Give the number of lines containing "functional" in this listing, with no other words.
## BEGIN EXCERPTED RECORDS
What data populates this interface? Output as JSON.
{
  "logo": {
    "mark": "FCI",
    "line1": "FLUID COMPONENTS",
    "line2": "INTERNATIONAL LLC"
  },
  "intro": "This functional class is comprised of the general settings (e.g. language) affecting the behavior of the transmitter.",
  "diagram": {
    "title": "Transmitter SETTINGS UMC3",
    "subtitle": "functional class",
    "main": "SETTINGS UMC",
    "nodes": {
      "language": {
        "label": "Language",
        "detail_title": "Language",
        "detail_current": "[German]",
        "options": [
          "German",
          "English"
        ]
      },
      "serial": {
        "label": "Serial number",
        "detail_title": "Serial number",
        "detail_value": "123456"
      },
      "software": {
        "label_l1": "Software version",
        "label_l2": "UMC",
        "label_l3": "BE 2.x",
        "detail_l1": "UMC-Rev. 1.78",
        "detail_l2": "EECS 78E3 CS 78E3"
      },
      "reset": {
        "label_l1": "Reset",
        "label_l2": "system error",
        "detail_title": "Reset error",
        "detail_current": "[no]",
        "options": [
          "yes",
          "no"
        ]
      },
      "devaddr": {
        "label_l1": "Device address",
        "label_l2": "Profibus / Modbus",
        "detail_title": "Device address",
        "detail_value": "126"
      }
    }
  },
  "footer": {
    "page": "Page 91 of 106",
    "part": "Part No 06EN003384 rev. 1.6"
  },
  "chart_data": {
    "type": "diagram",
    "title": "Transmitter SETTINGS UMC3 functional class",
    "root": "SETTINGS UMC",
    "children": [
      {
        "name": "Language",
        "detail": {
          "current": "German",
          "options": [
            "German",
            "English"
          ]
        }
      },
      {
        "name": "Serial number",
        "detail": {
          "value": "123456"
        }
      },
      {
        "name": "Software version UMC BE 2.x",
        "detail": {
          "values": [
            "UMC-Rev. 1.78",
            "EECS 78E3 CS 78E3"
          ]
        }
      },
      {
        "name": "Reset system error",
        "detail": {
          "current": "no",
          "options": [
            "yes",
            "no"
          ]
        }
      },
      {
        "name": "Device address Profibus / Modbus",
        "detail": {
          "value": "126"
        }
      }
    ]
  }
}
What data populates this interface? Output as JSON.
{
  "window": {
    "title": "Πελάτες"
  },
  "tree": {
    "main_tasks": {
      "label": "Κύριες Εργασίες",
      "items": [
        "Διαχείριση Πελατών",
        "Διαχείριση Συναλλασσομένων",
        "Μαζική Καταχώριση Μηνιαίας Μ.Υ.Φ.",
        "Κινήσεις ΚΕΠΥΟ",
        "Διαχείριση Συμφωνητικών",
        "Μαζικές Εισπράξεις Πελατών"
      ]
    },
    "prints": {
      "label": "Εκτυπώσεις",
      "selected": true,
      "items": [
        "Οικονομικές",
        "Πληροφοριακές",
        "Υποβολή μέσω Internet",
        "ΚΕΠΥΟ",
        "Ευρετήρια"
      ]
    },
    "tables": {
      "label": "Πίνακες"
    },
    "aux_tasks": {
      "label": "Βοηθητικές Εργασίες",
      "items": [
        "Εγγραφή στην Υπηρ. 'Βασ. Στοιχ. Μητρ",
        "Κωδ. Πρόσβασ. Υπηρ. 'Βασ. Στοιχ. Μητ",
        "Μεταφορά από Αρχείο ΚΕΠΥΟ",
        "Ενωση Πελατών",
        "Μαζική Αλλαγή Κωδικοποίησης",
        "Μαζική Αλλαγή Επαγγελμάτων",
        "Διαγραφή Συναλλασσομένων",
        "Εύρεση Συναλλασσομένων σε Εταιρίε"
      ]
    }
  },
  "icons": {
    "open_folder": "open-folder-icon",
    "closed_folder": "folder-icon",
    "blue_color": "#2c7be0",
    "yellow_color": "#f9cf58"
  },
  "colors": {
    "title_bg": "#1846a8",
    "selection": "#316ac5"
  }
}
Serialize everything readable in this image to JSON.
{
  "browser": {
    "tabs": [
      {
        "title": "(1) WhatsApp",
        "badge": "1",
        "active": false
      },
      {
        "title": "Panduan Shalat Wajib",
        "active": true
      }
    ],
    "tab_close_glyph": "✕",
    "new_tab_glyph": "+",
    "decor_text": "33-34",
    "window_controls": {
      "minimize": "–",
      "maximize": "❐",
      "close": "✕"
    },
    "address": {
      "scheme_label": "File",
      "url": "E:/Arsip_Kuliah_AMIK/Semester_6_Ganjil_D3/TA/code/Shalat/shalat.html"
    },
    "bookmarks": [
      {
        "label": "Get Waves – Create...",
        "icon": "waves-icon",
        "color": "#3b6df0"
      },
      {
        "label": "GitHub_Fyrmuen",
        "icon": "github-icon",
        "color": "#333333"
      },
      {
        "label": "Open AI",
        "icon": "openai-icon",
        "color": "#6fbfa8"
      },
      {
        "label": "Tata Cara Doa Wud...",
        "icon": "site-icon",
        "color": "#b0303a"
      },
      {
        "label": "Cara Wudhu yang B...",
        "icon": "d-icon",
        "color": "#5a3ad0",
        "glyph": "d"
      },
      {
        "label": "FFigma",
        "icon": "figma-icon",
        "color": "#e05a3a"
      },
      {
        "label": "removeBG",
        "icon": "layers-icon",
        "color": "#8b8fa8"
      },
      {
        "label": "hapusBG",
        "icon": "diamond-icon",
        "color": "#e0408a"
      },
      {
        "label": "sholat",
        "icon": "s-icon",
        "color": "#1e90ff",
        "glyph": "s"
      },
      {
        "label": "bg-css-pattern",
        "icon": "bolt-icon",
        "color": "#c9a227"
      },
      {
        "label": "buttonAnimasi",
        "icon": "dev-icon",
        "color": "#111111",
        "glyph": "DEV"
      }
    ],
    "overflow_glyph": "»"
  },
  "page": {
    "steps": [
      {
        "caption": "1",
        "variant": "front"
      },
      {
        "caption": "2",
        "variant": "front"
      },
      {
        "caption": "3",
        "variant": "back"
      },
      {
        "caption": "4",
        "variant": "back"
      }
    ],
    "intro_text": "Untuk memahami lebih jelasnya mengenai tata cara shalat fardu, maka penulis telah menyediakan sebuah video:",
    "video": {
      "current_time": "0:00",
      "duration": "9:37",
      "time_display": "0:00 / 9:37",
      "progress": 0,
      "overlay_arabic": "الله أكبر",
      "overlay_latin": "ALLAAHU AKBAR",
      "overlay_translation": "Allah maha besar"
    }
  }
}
## END EXCERPTED RECORDS
**FINAL ANSWER**. 3